:: Text ::

3.2. Smartphone Detection Using CNN

Complementing the bezel detector, a smartphone detection algorithm was developed using a convolutional neural network architecture. This module works closely with other parts of the system and helps to detect if a face is displayed on an electronic device, such as a smartphone or a tablet, through features such as shape, bezel, or on-screen elements.

First, a model based on YOLOv4 was developed, but it did not work well in this case, as it was trained to detect whole objects, while in this use case, most of the time, only parts of the device are visible in the camera view. This necessitated the creation of a separate model for this task. The architecture of this model is presented in Figure 4.

The CNN was trained to detect whether there is a smartphone in the image and whether it appears as part of the image (for example, the presented person is holding it), or is used to actively display a spoofed face. Therefore, while this algorithm can provide useful information about the authenticity of the photo, it is best used as part of the whole system.

3.3. Face Context Analysis

This module enhances spoof detection by analyzing regions surrounding the face for inconsistencies. The algorithm aims to detect irregularities in the input image, such as sharp edges or objects, by comparing the area close to the detected face against more distant areas. The advantage of this approach is that it allows the system to more accurately detect spoofed faces displayed on electronic devices or printed by analyzing not just the face, but also its close surroundings.

The area close to the face (the "near" context) is defined as 40% of the width and height of the face outside of the detected face rectangle in all directions. The area further away from the face (the “far” context) is defined as an additional 40% in all directions outside of the close area.

For both areas, edge detection is performed using the Sobel operator. Then, for the detected edges, average pixel intensity is calculated separately for the area closer to the face and further away from it. Then, histograms are computed with the calculated intensities over 64 bins. This method could also be interpreted as a sharpness analysis of the image, as it is based on the amount and intensity of the detected edges. A sample output of this part of the algorithm is shown in Figure 8.

:::
:: Source material ::

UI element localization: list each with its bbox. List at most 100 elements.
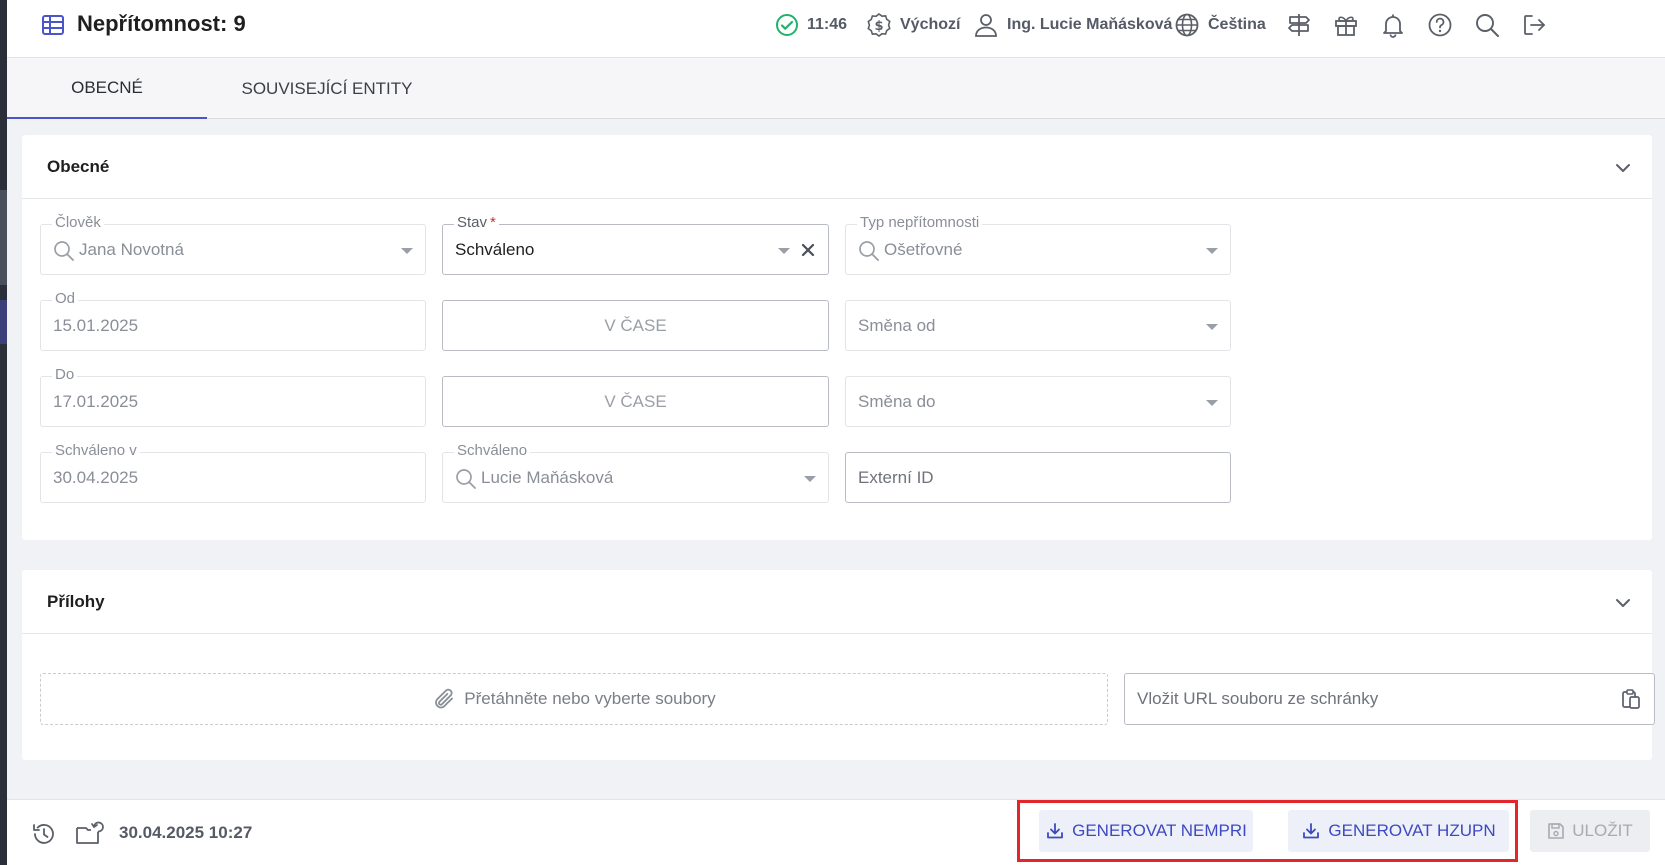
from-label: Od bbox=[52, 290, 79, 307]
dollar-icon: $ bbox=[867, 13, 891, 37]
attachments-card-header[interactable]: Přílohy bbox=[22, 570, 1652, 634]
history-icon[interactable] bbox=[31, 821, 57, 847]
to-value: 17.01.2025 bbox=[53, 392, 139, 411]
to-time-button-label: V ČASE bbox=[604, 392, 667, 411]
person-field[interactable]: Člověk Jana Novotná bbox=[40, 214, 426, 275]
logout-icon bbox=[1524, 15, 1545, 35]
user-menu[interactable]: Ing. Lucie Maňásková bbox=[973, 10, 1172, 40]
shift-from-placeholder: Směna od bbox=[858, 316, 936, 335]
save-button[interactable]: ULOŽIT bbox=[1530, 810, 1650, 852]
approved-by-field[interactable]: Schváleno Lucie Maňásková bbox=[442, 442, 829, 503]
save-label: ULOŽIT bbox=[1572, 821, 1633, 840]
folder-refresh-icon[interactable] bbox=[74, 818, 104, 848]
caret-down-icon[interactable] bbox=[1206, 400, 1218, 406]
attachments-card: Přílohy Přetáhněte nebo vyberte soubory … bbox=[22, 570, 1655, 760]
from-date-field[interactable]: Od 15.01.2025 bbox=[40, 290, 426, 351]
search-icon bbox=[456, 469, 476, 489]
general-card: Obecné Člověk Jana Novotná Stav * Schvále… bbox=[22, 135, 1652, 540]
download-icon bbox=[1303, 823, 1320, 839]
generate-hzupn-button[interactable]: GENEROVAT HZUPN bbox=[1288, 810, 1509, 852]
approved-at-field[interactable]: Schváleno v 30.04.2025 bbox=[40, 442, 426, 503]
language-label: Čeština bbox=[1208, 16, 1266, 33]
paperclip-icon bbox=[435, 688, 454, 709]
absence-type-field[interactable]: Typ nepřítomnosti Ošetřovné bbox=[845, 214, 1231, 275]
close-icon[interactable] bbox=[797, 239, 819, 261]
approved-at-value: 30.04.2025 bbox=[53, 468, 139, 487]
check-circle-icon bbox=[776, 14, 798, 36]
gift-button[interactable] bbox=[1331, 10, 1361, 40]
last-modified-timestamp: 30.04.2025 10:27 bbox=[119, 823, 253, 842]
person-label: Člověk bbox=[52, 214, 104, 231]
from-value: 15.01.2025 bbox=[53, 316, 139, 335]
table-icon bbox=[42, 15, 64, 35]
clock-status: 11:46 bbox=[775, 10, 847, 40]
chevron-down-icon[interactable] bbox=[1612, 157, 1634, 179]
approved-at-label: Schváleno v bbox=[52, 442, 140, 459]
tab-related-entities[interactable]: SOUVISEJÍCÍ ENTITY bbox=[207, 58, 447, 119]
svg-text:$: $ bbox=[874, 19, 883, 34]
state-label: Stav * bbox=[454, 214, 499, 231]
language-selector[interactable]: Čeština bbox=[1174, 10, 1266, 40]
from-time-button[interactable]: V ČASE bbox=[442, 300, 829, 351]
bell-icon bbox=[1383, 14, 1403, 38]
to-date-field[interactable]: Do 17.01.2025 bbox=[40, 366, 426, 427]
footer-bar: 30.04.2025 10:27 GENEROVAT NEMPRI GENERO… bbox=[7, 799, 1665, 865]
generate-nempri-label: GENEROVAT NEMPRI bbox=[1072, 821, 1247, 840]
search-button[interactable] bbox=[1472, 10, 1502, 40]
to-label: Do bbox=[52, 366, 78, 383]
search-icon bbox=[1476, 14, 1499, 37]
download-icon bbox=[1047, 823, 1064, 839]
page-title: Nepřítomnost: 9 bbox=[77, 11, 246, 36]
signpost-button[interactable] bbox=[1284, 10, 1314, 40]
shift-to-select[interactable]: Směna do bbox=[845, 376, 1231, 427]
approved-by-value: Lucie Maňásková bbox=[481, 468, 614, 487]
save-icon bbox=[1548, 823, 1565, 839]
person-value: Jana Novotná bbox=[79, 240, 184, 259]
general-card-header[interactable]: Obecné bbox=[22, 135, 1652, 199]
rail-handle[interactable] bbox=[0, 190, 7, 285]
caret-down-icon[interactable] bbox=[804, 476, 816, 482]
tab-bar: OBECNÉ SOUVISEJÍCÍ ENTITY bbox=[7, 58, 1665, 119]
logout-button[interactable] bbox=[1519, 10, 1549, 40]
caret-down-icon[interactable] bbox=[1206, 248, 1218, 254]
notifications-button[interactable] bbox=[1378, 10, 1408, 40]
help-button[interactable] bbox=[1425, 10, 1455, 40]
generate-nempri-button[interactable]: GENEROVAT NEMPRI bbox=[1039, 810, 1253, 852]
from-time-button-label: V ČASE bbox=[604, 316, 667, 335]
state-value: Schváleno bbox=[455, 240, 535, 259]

:::

» Directions:
**1)** Answer these questions using the spoof detection text:
(a) What was the first model developed for smartphone detection based on?
(b) How is the "near" context around the face defined?
(c) Over how many bins are the histograms computed?
**2)** From the entries, extract the lines starting with the line containing "from-label: Od bbox=[52, 290, 79, 307]" and going on through the line containing "generate-hzupn-button[interactable]: GENEROVAT HZUPN", copying each one exactly.
The spoof detection text and the entries are unrelated to each other.

» Answers to the exercises:
**1)**
(a) It was based on YOLOv4.
(b) It is 40% of the width and height of the face outside of the detected face rectangle in all directions.
(c) They are computed over 64 bins.

**2)**
from-label: Od bbox=[52, 290, 79, 307]
dollar-icon: $ bbox=[867, 13, 891, 37]
attachments-card-header[interactable]: Přílohy bbox=[22, 570, 1652, 634]
history-icon[interactable] bbox=[31, 821, 57, 847]
to-value: 17.01.2025 bbox=[53, 392, 139, 411]
to-time-button-label: V ČASE bbox=[604, 392, 667, 411]
person-field[interactable]: Člověk Jana Novotná bbox=[40, 214, 426, 275]
logout-icon bbox=[1524, 15, 1545, 35]
user-menu[interactable]: Ing. Lucie Maňásková bbox=[973, 10, 1172, 40]
shift-from-placeholder: Směna od bbox=[858, 316, 936, 335]
save-button[interactable]: ULOŽIT bbox=[1530, 810, 1650, 852]
approved-by-field[interactable]: Schváleno Lucie Maňásková bbox=[442, 442, 829, 503]
save-label: ULOŽIT bbox=[1572, 821, 1633, 840]
folder-refresh-icon[interactable] bbox=[74, 818, 104, 848]
caret-down-icon[interactable] bbox=[1206, 400, 1218, 406]
attachments-card: Přílohy Přetáhněte nebo vyberte soubory … bbox=[22, 570, 1655, 760]
from-date-field[interactable]: Od 15.01.2025 bbox=[40, 290, 426, 351]
search-icon bbox=[456, 469, 476, 489]
general-card: Obecné Člověk Jana Novotná Stav * Schvále… bbox=[22, 135, 1652, 540]
download-icon bbox=[1303, 823, 1320, 839]
generate-hzupn-button[interactable]: GENEROVAT HZUPN bbox=[1288, 810, 1509, 852]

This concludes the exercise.